__MATERIAL PROVIDED__.
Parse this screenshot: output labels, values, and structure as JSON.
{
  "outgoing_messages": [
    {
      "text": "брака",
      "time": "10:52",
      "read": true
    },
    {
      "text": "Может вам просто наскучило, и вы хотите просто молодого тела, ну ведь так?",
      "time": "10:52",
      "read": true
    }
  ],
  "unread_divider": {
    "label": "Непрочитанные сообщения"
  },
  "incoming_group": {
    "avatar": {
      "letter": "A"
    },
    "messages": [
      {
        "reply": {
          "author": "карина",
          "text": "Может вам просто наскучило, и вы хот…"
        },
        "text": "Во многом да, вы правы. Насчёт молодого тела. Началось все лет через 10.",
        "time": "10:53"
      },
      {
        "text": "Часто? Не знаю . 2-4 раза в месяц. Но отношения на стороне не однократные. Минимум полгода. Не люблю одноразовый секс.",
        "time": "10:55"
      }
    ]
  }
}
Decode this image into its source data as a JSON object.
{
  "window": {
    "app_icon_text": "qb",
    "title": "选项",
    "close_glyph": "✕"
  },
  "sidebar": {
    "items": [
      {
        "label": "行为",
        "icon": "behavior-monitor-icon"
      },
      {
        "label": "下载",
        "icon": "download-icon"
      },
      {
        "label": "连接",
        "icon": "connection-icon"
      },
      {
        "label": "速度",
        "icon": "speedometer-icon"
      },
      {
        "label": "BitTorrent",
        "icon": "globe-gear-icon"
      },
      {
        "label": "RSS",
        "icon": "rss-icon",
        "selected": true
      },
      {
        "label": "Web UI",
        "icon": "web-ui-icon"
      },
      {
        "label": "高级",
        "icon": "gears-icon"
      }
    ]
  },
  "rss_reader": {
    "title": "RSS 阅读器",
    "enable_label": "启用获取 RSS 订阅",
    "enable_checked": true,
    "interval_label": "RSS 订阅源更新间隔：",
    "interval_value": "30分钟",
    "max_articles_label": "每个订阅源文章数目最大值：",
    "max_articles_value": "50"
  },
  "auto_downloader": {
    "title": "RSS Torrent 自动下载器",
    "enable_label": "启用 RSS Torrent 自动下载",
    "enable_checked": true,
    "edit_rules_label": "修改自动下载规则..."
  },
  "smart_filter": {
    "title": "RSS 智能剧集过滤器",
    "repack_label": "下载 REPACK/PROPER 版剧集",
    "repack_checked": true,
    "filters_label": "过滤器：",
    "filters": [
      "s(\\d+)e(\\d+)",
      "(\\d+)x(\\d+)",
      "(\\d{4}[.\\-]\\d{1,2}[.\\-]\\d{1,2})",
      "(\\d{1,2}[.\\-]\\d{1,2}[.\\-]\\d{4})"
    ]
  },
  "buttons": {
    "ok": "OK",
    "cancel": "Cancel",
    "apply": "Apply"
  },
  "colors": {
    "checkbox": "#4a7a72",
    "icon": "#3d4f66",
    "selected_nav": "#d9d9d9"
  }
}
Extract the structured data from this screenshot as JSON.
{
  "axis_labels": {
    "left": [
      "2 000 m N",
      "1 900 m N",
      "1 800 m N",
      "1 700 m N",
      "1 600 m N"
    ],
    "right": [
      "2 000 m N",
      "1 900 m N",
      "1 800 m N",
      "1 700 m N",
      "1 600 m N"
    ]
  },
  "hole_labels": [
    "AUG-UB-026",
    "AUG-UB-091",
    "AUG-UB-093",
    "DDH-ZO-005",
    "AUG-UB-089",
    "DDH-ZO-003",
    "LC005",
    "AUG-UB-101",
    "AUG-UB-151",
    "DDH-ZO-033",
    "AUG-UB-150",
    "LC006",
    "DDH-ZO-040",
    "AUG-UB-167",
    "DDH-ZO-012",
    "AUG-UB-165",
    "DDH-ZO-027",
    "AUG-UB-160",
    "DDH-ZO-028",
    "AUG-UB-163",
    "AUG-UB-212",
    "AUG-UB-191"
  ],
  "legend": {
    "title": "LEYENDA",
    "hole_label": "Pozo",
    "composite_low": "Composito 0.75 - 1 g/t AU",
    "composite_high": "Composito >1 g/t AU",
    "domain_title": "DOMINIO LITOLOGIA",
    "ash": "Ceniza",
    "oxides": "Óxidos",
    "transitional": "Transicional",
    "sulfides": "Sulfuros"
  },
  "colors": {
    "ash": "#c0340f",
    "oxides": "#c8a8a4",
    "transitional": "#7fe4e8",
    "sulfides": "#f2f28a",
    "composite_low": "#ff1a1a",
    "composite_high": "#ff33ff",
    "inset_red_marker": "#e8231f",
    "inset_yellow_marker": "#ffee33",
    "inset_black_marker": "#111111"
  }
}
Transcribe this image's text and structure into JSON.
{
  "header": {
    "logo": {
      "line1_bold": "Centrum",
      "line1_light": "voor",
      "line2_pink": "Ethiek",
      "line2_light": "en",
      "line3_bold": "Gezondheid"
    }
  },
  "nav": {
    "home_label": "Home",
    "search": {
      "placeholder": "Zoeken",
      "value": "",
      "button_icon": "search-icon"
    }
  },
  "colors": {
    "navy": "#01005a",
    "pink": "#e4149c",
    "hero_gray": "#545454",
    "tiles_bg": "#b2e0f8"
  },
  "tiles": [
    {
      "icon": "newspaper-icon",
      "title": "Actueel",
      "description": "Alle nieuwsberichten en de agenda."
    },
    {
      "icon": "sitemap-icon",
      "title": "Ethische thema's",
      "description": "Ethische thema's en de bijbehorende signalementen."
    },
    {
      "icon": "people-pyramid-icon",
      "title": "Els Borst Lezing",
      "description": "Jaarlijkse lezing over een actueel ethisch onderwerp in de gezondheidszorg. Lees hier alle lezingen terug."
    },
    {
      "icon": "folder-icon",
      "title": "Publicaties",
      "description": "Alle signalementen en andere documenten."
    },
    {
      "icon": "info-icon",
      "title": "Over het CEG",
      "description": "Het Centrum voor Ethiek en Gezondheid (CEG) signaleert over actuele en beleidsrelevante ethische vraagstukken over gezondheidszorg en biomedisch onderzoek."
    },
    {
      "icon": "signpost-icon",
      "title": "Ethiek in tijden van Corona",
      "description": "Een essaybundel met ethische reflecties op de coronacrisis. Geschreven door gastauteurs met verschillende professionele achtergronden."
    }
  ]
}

__DIRECTION__. Write out the entire listing exactly.

__SOLUTION__.
Parse this screenshot: output labels, values, and structure as JSON.
{
  "outgoing_messages": [
    {
      "text": "брака",
      "time": "10:52",
      "read": true
    },
    {
      "text": "Может вам просто наскучило, и вы хотите просто молодого тела, ну ведь так?",
      "time": "10:52",
      "read": true
    }
  ],
  "unread_divider": {
    "label": "Непрочитанные сообщения"
  },
  "incoming_group": {
    "avatar": {
      "letter": "A"
    },
    "messages": [
      {
        "reply": {
          "author": "карина",
          "text": "Может вам просто наскучило, и вы хот…"
        },
        "text": "Во многом да, вы правы. Насчёт молодого тела. Началось все лет через 10.",
        "time": "10:53"
      },
      {
        "text": "Часто? Не знаю . 2-4 раза в месяц. Но отношения на стороне не однократные. Минимум полгода. Не люблю одноразовый секс.",
        "time": "10:55"
      }
    ]
  }
}
Decode this image into its source data as a JSON object.
{
  "window": {
    "app_icon_text": "qb",
    "title": "选项",
    "close_glyph": "✕"
  },
  "sidebar": {
    "items": [
      {
        "label": "行为",
        "icon": "behavior-monitor-icon"
      },
      {
        "label": "下载",
        "icon": "download-icon"
      },
      {
        "label": "连接",
        "icon": "connection-icon"
      },
      {
        "label": "速度",
        "icon": "speedometer-icon"
      },
      {
        "label": "BitTorrent",
        "icon": "globe-gear-icon"
      },
      {
        "label": "RSS",
        "icon": "rss-icon",
        "selected": true
      },
      {
        "label": "Web UI",
        "icon": "web-ui-icon"
      },
      {
        "label": "高级",
        "icon": "gears-icon"
      }
    ]
  },
  "rss_reader": {
    "title": "RSS 阅读器",
    "enable_label": "启用获取 RSS 订阅",
    "enable_checked": true,
    "interval_label": "RSS 订阅源更新间隔：",
    "interval_value": "30分钟",
    "max_articles_label": "每个订阅源文章数目最大值：",
    "max_articles_value": "50"
  },
  "auto_downloader": {
    "title": "RSS Torrent 自动下载器",
    "enable_label": "启用 RSS Torrent 自动下载",
    "enable_checked": true,
    "edit_rules_label": "修改自动下载规则..."
  },
  "smart_filter": {
    "title": "RSS 智能剧集过滤器",
    "repack_label": "下载 REPACK/PROPER 版剧集",
    "repack_checked": true,
    "filters_label": "过滤器：",
    "filters": [
      "s(\\d+)e(\\d+)",
      "(\\d+)x(\\d+)",
      "(\\d{4}[.\\-]\\d{1,2}[.\\-]\\d{1,2})",
      "(\\d{1,2}[.\\-]\\d{1,2}[.\\-]\\d{4})"
    ]
  },
  "buttons": {
    "ok": "OK",
    "cancel": "Cancel",
    "apply": "Apply"
  },
  "colors": {
    "checkbox": "#4a7a72",
    "icon": "#3d4f66",
    "selected_nav": "#d9d9d9"
  }
}
Extract the structured data from this screenshot as JSON.
{
  "axis_labels": {
    "left": [
      "2 000 m N",
      "1 900 m N",
      "1 800 m N",
      "1 700 m N",
      "1 600 m N"
    ],
    "right": [
      "2 000 m N",
      "1 900 m N",
      "1 800 m N",
      "1 700 m N",
      "1 600 m N"
    ]
  },
  "hole_labels": [
    "AUG-UB-026",
    "AUG-UB-091",
    "AUG-UB-093",
    "DDH-ZO-005",
    "AUG-UB-089",
    "DDH-ZO-003",
    "LC005",
    "AUG-UB-101",
    "AUG-UB-151",
    "DDH-ZO-033",
    "AUG-UB-150",
    "LC006",
    "DDH-ZO-040",
    "AUG-UB-167",
    "DDH-ZO-012",
    "AUG-UB-165",
    "DDH-ZO-027",
    "AUG-UB-160",
    "DDH-ZO-028",
    "AUG-UB-163",
    "AUG-UB-212",
    "AUG-UB-191"
  ],
  "legend": {
    "title": "LEYENDA",
    "hole_label": "Pozo",
    "composite_low": "Composito 0.75 - 1 g/t AU",
    "composite_high": "Composito >1 g/t AU",
    "domain_title": "DOMINIO LITOLOGIA",
    "ash": "Ceniza",
    "oxides": "Óxidos",
    "transitional": "Transicional",
    "sulfides": "Sulfuros"
  },
  "colors": {
    "ash": "#c0340f",
    "oxides": "#c8a8a4",
    "transitional": "#7fe4e8",
    "sulfides": "#f2f28a",
    "composite_low": "#ff1a1a",
    "composite_high": "#ff33ff",
    "inset_red_marker": "#e8231f",
    "inset_yellow_marker": "#ffee33",
    "inset_black_marker": "#111111"
  }
}
Transcribe this image's text and structure into JSON.
{
  "header": {
    "logo": {
      "line1_bold": "Centrum",
      "line1_light": "voor",
      "line2_pink": "Ethiek",
      "line2_light": "en",
      "line3_bold": "Gezondheid"
    }
  },
  "nav": {
    "home_label": "Home",
    "search": {
      "placeholder": "Zoeken",
      "value": "",
      "button_icon": "search-icon"
    }
  },
  "colors": {
    "navy": "#01005a",
    "pink": "#e4149c",
    "hero_gray": "#545454",
    "tiles_bg": "#b2e0f8"
  },
  "tiles": [
    {
      "icon": "newspaper-icon",
      "title": "Actueel",
      "description": "Alle nieuwsberichten en de agenda."
    },
    {
      "icon": "sitemap-icon",
      "title": "Ethische thema's",
      "description": "Ethische thema's en de bijbehorende signalementen."
    },
    {
      "icon": "people-pyramid-icon",
      "title": "Els Borst Lezing",
      "description": "Jaarlijkse lezing over een actueel ethisch onderwerp in de gezondheidszorg. Lees hier alle lezingen terug."
    },
    {
      "icon": "folder-icon",
      "title": "Publicaties",
      "description": "Alle signalementen en andere documenten."
    },
    {
      "icon": "info-icon",
      "title": "Over het CEG",
      "description": "Het Centrum voor Ethiek en Gezondheid (CEG) signaleert over actuele en beleidsrelevante ethische vraagstukken over gezondheidszorg en biomedisch onderzoek."
    },
    {
      "icon": "signpost-icon",
      "title": "Ethiek in tijden van Corona",
      "description": "Een essaybundel met ethische reflecties op de coronacrisis. Geschreven door gastauteurs met verschillende professionele achtergronden."
    }
  ]
}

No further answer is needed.